→ **What is needed**
Write every line out verbatim and omit the pictures.

→ **Task material**
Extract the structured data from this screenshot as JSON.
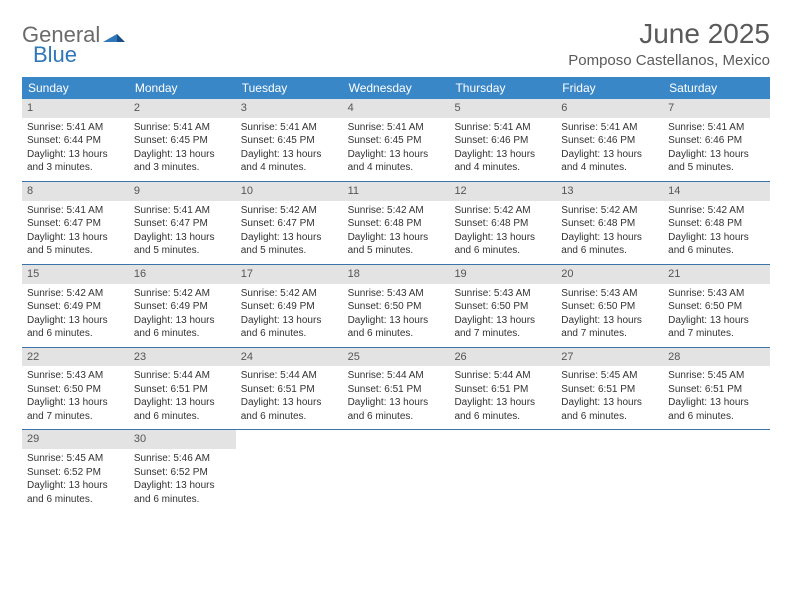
{
  "brand": {
    "word1": "General",
    "word2": "Blue"
  },
  "title": "June 2025",
  "location": "Pomposo Castellanos, Mexico",
  "day_headers": [
    "Sunday",
    "Monday",
    "Tuesday",
    "Wednesday",
    "Thursday",
    "Friday",
    "Saturday"
  ],
  "colors": {
    "header_bg": "#3a87c8",
    "header_text": "#ffffff",
    "row_divider": "#3a74a8",
    "daynum_bg": "#e3e3e3",
    "text": "#333333",
    "title_text": "#5a5a5a",
    "brand_gray": "#6b6b6b",
    "brand_blue": "#2f77b8"
  },
  "days": [
    {
      "n": "1",
      "sunrise": "Sunrise: 5:41 AM",
      "sunset": "Sunset: 6:44 PM",
      "daylight": "Daylight: 13 hours and 3 minutes."
    },
    {
      "n": "2",
      "sunrise": "Sunrise: 5:41 AM",
      "sunset": "Sunset: 6:45 PM",
      "daylight": "Daylight: 13 hours and 3 minutes."
    },
    {
      "n": "3",
      "sunrise": "Sunrise: 5:41 AM",
      "sunset": "Sunset: 6:45 PM",
      "daylight": "Daylight: 13 hours and 4 minutes."
    },
    {
      "n": "4",
      "sunrise": "Sunrise: 5:41 AM",
      "sunset": "Sunset: 6:45 PM",
      "daylight": "Daylight: 13 hours and 4 minutes."
    },
    {
      "n": "5",
      "sunrise": "Sunrise: 5:41 AM",
      "sunset": "Sunset: 6:46 PM",
      "daylight": "Daylight: 13 hours and 4 minutes."
    },
    {
      "n": "6",
      "sunrise": "Sunrise: 5:41 AM",
      "sunset": "Sunset: 6:46 PM",
      "daylight": "Daylight: 13 hours and 4 minutes."
    },
    {
      "n": "7",
      "sunrise": "Sunrise: 5:41 AM",
      "sunset": "Sunset: 6:46 PM",
      "daylight": "Daylight: 13 hours and 5 minutes."
    },
    {
      "n": "8",
      "sunrise": "Sunrise: 5:41 AM",
      "sunset": "Sunset: 6:47 PM",
      "daylight": "Daylight: 13 hours and 5 minutes."
    },
    {
      "n": "9",
      "sunrise": "Sunrise: 5:41 AM",
      "sunset": "Sunset: 6:47 PM",
      "daylight": "Daylight: 13 hours and 5 minutes."
    },
    {
      "n": "10",
      "sunrise": "Sunrise: 5:42 AM",
      "sunset": "Sunset: 6:47 PM",
      "daylight": "Daylight: 13 hours and 5 minutes."
    },
    {
      "n": "11",
      "sunrise": "Sunrise: 5:42 AM",
      "sunset": "Sunset: 6:48 PM",
      "daylight": "Daylight: 13 hours and 5 minutes."
    },
    {
      "n": "12",
      "sunrise": "Sunrise: 5:42 AM",
      "sunset": "Sunset: 6:48 PM",
      "daylight": "Daylight: 13 hours and 6 minutes."
    },
    {
      "n": "13",
      "sunrise": "Sunrise: 5:42 AM",
      "sunset": "Sunset: 6:48 PM",
      "daylight": "Daylight: 13 hours and 6 minutes."
    },
    {
      "n": "14",
      "sunrise": "Sunrise: 5:42 AM",
      "sunset": "Sunset: 6:48 PM",
      "daylight": "Daylight: 13 hours and 6 minutes."
    },
    {
      "n": "15",
      "sunrise": "Sunrise: 5:42 AM",
      "sunset": "Sunset: 6:49 PM",
      "daylight": "Daylight: 13 hours and 6 minutes."
    },
    {
      "n": "16",
      "sunrise": "Sunrise: 5:42 AM",
      "sunset": "Sunset: 6:49 PM",
      "daylight": "Daylight: 13 hours and 6 minutes."
    },
    {
      "n": "17",
      "sunrise": "Sunrise: 5:42 AM",
      "sunset": "Sunset: 6:49 PM",
      "daylight": "Daylight: 13 hours and 6 minutes."
    },
    {
      "n": "18",
      "sunrise": "Sunrise: 5:43 AM",
      "sunset": "Sunset: 6:50 PM",
      "daylight": "Daylight: 13 hours and 6 minutes."
    },
    {
      "n": "19",
      "sunrise": "Sunrise: 5:43 AM",
      "sunset": "Sunset: 6:50 PM",
      "daylight": "Daylight: 13 hours and 7 minutes."
    },
    {
      "n": "20",
      "sunrise": "Sunrise: 5:43 AM",
      "sunset": "Sunset: 6:50 PM",
      "daylight": "Daylight: 13 hours and 7 minutes."
    },
    {
      "n": "21",
      "sunrise": "Sunrise: 5:43 AM",
      "sunset": "Sunset: 6:50 PM",
      "daylight": "Daylight: 13 hours and 7 minutes."
    },
    {
      "n": "22",
      "sunrise": "Sunrise: 5:43 AM",
      "sunset": "Sunset: 6:50 PM",
      "daylight": "Daylight: 13 hours and 7 minutes."
    },
    {
      "n": "23",
      "sunrise": "Sunrise: 5:44 AM",
      "sunset": "Sunset: 6:51 PM",
      "daylight": "Daylight: 13 hours and 6 minutes."
    },
    {
      "n": "24",
      "sunrise": "Sunrise: 5:44 AM",
      "sunset": "Sunset: 6:51 PM",
      "daylight": "Daylight: 13 hours and 6 minutes."
    },
    {
      "n": "25",
      "sunrise": "Sunrise: 5:44 AM",
      "sunset": "Sunset: 6:51 PM",
      "daylight": "Daylight: 13 hours and 6 minutes."
    },
    {
      "n": "26",
      "sunrise": "Sunrise: 5:44 AM",
      "sunset": "Sunset: 6:51 PM",
      "daylight": "Daylight: 13 hours and 6 minutes."
    },
    {
      "n": "27",
      "sunrise": "Sunrise: 5:45 AM",
      "sunset": "Sunset: 6:51 PM",
      "daylight": "Daylight: 13 hours and 6 minutes."
    },
    {
      "n": "28",
      "sunrise": "Sunrise: 5:45 AM",
      "sunset": "Sunset: 6:51 PM",
      "daylight": "Daylight: 13 hours and 6 minutes."
    },
    {
      "n": "29",
      "sunrise": "Sunrise: 5:45 AM",
      "sunset": "Sunset: 6:52 PM",
      "daylight": "Daylight: 13 hours and 6 minutes."
    },
    {
      "n": "30",
      "sunrise": "Sunrise: 5:46 AM",
      "sunset": "Sunset: 6:52 PM",
      "daylight": "Daylight: 13 hours and 6 minutes."
    }
  ]
}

→ **Answer below**
Extract the structured data from this screenshot as JSON.
{
  "brand": {
    "word1": "General",
    "word2": "Blue"
  },
  "title": "June 2025",
  "location": "Pomposo Castellanos, Mexico",
  "day_headers": [
    "Sunday",
    "Monday",
    "Tuesday",
    "Wednesday",
    "Thursday",
    "Friday",
    "Saturday"
  ],
  "colors": {
    "header_bg": "#3a87c8",
    "header_text": "#ffffff",
    "row_divider": "#3a74a8",
    "daynum_bg": "#e3e3e3",
    "text": "#333333",
    "title_text": "#5a5a5a",
    "brand_gray": "#6b6b6b",
    "brand_blue": "#2f77b8"
  },
  "days": [
    {
      "n": "1",
      "sunrise": "Sunrise: 5:41 AM",
      "sunset": "Sunset: 6:44 PM",
      "daylight": "Daylight: 13 hours and 3 minutes."
    },
    {
      "n": "2",
      "sunrise": "Sunrise: 5:41 AM",
      "sunset": "Sunset: 6:45 PM",
      "daylight": "Daylight: 13 hours and 3 minutes."
    },
    {
      "n": "3",
      "sunrise": "Sunrise: 5:41 AM",
      "sunset": "Sunset: 6:45 PM",
      "daylight": "Daylight: 13 hours and 4 minutes."
    },
    {
      "n": "4",
      "sunrise": "Sunrise: 5:41 AM",
      "sunset": "Sunset: 6:45 PM",
      "daylight": "Daylight: 13 hours and 4 minutes."
    },
    {
      "n": "5",
      "sunrise": "Sunrise: 5:41 AM",
      "sunset": "Sunset: 6:46 PM",
      "daylight": "Daylight: 13 hours and 4 minutes."
    },
    {
      "n": "6",
      "sunrise": "Sunrise: 5:41 AM",
      "sunset": "Sunset: 6:46 PM",
      "daylight": "Daylight: 13 hours and 4 minutes."
    },
    {
      "n": "7",
      "sunrise": "Sunrise: 5:41 AM",
      "sunset": "Sunset: 6:46 PM",
      "daylight": "Daylight: 13 hours and 5 minutes."
    },
    {
      "n": "8",
      "sunrise": "Sunrise: 5:41 AM",
      "sunset": "Sunset: 6:47 PM",
      "daylight": "Daylight: 13 hours and 5 minutes."
    },
    {
      "n": "9",
      "sunrise": "Sunrise: 5:41 AM",
      "sunset": "Sunset: 6:47 PM",
      "daylight": "Daylight: 13 hours and 5 minutes."
    },
    {
      "n": "10",
      "sunrise": "Sunrise: 5:42 AM",
      "sunset": "Sunset: 6:47 PM",
      "daylight": "Daylight: 13 hours and 5 minutes."
    },
    {
      "n": "11",
      "sunrise": "Sunrise: 5:42 AM",
      "sunset": "Sunset: 6:48 PM",
      "daylight": "Daylight: 13 hours and 5 minutes."
    },
    {
      "n": "12",
      "sunrise": "Sunrise: 5:42 AM",
      "sunset": "Sunset: 6:48 PM",
      "daylight": "Daylight: 13 hours and 6 minutes."
    },
    {
      "n": "13",
      "sunrise": "Sunrise: 5:42 AM",
      "sunset": "Sunset: 6:48 PM",
      "daylight": "Daylight: 13 hours and 6 minutes."
    },
    {
      "n": "14",
      "sunrise": "Sunrise: 5:42 AM",
      "sunset": "Sunset: 6:48 PM",
      "daylight": "Daylight: 13 hours and 6 minutes."
    },
    {
      "n": "15",
      "sunrise": "Sunrise: 5:42 AM",
      "sunset": "Sunset: 6:49 PM",
      "daylight": "Daylight: 13 hours and 6 minutes."
    },
    {
      "n": "16",
      "sunrise": "Sunrise: 5:42 AM",
      "sunset": "Sunset: 6:49 PM",
      "daylight": "Daylight: 13 hours and 6 minutes."
    },
    {
      "n": "17",
      "sunrise": "Sunrise: 5:42 AM",
      "sunset": "Sunset: 6:49 PM",
      "daylight": "Daylight: 13 hours and 6 minutes."
    },
    {
      "n": "18",
      "sunrise": "Sunrise: 5:43 AM",
      "sunset": "Sunset: 6:50 PM",
      "daylight": "Daylight: 13 hours and 6 minutes."
    },
    {
      "n": "19",
      "sunrise": "Sunrise: 5:43 AM",
      "sunset": "Sunset: 6:50 PM",
      "daylight": "Daylight: 13 hours and 7 minutes."
    },
    {
      "n": "20",
      "sunrise": "Sunrise: 5:43 AM",
      "sunset": "Sunset: 6:50 PM",
      "daylight": "Daylight: 13 hours and 7 minutes."
    },
    {
      "n": "21",
      "sunrise": "Sunrise: 5:43 AM",
      "sunset": "Sunset: 6:50 PM",
      "daylight": "Daylight: 13 hours and 7 minutes."
    },
    {
      "n": "22",
      "sunrise": "Sunrise: 5:43 AM",
      "sunset": "Sunset: 6:50 PM",
      "daylight": "Daylight: 13 hours and 7 minutes."
    },
    {
      "n": "23",
      "sunrise": "Sunrise: 5:44 AM",
      "sunset": "Sunset: 6:51 PM",
      "daylight": "Daylight: 13 hours and 6 minutes."
    },
    {
      "n": "24",
      "sunrise": "Sunrise: 5:44 AM",
      "sunset": "Sunset: 6:51 PM",
      "daylight": "Daylight: 13 hours and 6 minutes."
    },
    {
      "n": "25",
      "sunrise": "Sunrise: 5:44 AM",
      "sunset": "Sunset: 6:51 PM",
      "daylight": "Daylight: 13 hours and 6 minutes."
    },
    {
      "n": "26",
      "sunrise": "Sunrise: 5:44 AM",
      "sunset": "Sunset: 6:51 PM",
      "daylight": "Daylight: 13 hours and 6 minutes."
    },
    {
      "n": "27",
      "sunrise": "Sunrise: 5:45 AM",
      "sunset": "Sunset: 6:51 PM",
      "daylight": "Daylight: 13 hours and 6 minutes."
    },
    {
      "n": "28",
      "sunrise": "Sunrise: 5:45 AM",
      "sunset": "Sunset: 6:51 PM",
      "daylight": "Daylight: 13 hours and 6 minutes."
    },
    {
      "n": "29",
      "sunrise": "Sunrise: 5:45 AM",
      "sunset": "Sunset: 6:52 PM",
      "daylight": "Daylight: 13 hours and 6 minutes."
    },
    {
      "n": "30",
      "sunrise": "Sunrise: 5:46 AM",
      "sunset": "Sunset: 6:52 PM",
      "daylight": "Daylight: 13 hours and 6 minutes."
    }
  ]
}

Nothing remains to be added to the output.